- [Exercise]: Using the data below, copy each line that includes the word "this".

^^^^

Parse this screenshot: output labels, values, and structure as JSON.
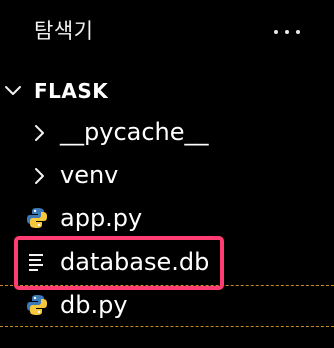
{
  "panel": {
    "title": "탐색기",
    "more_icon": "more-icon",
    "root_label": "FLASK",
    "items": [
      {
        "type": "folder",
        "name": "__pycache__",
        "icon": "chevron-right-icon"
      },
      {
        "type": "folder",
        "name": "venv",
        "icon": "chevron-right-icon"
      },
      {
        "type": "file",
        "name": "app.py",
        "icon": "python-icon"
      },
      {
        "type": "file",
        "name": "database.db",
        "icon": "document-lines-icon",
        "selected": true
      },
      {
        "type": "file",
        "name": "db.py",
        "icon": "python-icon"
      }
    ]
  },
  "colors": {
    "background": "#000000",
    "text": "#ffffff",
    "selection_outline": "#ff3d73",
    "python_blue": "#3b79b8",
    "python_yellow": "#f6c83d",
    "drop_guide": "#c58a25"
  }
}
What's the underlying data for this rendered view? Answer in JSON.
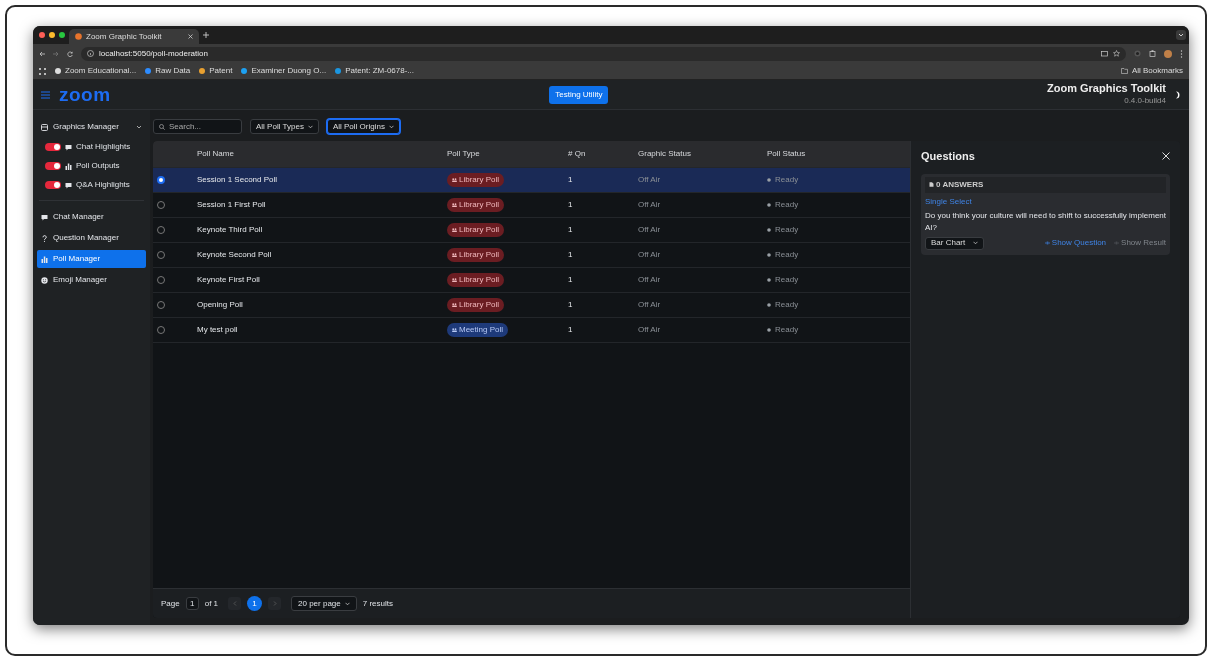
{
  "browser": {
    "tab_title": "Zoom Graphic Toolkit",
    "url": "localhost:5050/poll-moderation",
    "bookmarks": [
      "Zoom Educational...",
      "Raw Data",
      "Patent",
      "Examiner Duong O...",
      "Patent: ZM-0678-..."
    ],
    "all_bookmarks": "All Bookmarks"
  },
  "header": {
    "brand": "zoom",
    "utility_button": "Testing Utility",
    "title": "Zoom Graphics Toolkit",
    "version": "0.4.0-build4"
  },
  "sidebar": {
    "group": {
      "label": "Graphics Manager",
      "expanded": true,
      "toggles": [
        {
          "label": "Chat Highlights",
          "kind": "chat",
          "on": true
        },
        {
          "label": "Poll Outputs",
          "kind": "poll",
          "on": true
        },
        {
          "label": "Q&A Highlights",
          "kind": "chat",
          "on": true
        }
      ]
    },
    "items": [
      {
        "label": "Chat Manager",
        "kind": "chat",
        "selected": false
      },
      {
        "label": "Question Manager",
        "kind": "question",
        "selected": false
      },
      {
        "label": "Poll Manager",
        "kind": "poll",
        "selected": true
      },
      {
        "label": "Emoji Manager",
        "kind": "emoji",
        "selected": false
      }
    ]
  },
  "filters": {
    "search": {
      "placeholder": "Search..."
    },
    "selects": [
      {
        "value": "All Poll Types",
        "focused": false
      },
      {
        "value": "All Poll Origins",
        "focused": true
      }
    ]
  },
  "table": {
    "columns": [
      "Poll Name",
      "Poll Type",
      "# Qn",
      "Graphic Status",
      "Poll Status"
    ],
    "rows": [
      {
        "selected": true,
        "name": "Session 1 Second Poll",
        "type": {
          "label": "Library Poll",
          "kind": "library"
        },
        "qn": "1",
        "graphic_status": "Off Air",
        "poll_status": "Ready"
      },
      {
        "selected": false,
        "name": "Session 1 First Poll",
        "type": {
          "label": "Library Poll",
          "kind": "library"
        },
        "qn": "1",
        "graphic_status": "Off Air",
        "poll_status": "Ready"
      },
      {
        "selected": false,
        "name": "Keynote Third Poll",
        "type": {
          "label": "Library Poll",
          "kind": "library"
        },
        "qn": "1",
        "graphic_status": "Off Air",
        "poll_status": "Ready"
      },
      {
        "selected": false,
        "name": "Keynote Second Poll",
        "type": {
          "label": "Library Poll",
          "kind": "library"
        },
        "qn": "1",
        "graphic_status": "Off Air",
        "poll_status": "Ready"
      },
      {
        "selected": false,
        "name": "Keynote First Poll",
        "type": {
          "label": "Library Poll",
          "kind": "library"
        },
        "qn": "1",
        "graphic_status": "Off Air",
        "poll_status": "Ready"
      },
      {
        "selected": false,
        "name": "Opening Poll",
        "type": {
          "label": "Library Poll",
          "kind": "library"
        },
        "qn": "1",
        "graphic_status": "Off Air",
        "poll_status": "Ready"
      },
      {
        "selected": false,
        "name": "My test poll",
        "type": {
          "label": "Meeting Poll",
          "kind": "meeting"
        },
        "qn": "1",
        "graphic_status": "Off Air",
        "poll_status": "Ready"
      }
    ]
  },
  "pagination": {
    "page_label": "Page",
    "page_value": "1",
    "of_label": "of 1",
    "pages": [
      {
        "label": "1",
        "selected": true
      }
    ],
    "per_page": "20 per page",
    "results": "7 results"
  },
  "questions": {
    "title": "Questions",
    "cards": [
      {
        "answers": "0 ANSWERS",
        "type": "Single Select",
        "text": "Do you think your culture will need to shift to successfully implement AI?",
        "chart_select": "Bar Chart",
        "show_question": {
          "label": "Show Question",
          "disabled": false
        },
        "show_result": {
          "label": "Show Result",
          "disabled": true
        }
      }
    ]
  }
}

^^^^

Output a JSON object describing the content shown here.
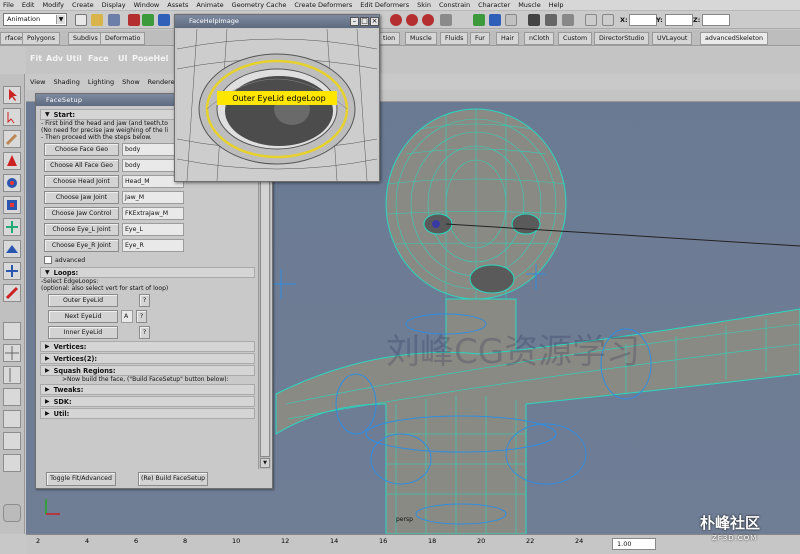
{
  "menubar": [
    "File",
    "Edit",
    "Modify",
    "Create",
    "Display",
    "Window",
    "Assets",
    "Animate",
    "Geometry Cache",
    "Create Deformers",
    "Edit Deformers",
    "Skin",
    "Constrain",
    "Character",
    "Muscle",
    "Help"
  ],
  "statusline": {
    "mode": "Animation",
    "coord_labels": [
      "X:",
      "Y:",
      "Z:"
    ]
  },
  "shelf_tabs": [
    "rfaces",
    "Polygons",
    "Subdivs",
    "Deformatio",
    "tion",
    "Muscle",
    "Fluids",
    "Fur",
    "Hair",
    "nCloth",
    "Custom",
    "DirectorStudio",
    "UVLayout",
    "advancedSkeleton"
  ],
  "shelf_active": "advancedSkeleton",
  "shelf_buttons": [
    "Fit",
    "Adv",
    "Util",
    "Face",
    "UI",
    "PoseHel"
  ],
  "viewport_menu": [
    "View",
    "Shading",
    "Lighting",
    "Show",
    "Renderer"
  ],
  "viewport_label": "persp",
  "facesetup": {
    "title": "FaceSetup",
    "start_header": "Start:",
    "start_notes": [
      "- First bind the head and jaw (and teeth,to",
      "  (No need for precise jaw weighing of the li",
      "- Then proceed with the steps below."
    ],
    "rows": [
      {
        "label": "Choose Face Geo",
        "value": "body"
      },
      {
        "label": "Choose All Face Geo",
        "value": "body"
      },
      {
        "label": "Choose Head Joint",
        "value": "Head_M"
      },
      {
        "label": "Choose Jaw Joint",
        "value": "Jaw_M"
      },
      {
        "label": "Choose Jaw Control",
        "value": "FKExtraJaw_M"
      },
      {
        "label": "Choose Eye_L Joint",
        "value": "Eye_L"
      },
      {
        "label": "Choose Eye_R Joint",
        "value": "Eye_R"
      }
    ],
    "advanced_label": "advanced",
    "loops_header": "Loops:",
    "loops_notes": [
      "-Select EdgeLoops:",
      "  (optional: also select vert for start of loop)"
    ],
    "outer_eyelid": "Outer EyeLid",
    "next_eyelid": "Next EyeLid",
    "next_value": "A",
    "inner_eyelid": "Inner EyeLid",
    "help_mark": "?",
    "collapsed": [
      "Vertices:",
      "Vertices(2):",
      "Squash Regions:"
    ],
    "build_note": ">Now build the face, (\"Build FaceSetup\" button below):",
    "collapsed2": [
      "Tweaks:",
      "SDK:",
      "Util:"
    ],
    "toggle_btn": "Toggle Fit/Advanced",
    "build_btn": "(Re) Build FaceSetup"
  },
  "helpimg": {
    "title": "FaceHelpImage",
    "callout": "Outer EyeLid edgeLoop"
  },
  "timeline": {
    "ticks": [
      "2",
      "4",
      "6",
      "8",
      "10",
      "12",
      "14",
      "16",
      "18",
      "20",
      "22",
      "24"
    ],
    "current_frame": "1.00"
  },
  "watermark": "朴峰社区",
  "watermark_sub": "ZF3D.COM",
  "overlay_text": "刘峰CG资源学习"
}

^^^^

- [Expected output]:
Parse this screenshot: output labels, values, and structure as JSON.
What's the underlying data for this rendered view? Answer in JSON.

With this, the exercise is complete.